» Collected data:

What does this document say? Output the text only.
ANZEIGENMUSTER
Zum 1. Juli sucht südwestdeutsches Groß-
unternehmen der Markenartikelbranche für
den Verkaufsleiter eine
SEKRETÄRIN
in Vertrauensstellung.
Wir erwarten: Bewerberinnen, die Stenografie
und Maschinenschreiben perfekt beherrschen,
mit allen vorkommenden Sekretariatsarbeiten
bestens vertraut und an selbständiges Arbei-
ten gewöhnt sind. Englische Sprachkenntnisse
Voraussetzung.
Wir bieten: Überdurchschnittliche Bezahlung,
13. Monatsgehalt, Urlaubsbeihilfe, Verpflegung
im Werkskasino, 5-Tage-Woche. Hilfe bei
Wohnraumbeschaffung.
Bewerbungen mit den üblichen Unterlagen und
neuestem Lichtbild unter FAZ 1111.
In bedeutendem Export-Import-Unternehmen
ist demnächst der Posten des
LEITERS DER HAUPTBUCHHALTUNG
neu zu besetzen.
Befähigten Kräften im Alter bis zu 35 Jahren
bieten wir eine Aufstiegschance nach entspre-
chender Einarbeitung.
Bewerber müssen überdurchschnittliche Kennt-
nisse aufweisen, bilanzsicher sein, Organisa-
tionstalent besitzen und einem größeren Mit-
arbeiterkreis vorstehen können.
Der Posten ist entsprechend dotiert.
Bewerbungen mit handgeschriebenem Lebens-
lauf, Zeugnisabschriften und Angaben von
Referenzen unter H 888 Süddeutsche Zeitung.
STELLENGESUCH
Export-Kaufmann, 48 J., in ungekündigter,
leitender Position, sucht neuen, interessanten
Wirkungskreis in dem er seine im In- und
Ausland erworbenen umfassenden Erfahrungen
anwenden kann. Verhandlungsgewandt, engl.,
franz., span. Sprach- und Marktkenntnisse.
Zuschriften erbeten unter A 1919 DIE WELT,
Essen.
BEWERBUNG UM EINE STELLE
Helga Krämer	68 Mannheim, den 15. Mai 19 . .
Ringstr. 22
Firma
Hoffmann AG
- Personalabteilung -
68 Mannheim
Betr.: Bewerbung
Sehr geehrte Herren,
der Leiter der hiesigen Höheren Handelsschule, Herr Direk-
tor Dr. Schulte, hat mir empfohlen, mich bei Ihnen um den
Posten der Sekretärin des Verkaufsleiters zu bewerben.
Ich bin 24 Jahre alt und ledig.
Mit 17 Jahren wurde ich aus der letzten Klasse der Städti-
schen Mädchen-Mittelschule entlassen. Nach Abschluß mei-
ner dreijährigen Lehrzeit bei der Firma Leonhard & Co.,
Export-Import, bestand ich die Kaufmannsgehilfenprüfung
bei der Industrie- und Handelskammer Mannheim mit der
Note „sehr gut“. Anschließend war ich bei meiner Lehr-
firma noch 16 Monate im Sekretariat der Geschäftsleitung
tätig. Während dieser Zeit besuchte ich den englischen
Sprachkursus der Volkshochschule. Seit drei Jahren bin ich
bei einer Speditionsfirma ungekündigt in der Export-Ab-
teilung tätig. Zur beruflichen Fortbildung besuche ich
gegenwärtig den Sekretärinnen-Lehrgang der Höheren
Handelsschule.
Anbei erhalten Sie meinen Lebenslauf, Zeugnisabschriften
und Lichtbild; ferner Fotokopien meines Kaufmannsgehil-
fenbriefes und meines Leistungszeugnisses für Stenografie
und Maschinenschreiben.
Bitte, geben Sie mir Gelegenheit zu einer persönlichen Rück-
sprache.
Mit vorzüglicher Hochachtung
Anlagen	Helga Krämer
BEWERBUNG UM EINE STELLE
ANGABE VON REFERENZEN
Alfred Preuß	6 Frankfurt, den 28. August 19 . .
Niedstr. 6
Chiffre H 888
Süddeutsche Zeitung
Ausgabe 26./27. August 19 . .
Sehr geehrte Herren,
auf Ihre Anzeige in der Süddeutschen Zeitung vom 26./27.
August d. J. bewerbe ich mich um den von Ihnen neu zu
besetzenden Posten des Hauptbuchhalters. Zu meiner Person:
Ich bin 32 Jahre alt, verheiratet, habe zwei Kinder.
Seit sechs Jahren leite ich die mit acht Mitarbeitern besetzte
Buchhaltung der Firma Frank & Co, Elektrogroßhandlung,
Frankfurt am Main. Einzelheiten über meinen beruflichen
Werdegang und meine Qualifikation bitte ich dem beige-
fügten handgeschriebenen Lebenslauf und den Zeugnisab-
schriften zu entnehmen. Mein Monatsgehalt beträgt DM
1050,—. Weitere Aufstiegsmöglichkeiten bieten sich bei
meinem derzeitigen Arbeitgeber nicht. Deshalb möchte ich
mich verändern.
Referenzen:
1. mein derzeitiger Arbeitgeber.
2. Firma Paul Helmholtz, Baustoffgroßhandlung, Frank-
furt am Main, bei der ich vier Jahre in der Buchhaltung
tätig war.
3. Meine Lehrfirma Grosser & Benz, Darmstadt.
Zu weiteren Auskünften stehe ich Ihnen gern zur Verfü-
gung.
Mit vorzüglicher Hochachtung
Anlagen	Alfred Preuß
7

» Work to do:
Search the records above for the string "Export". Copy every line that contains it.

» The response:
In bedeutendem Export-Import-Unternehmen
Export-Kaufmann, 48 J., in ungekündigter,
Export-Import, bestand ich die Kaufmannsgehilfenprüfung
bei einer Speditionsfirma ungekündigt in der Export-Ab-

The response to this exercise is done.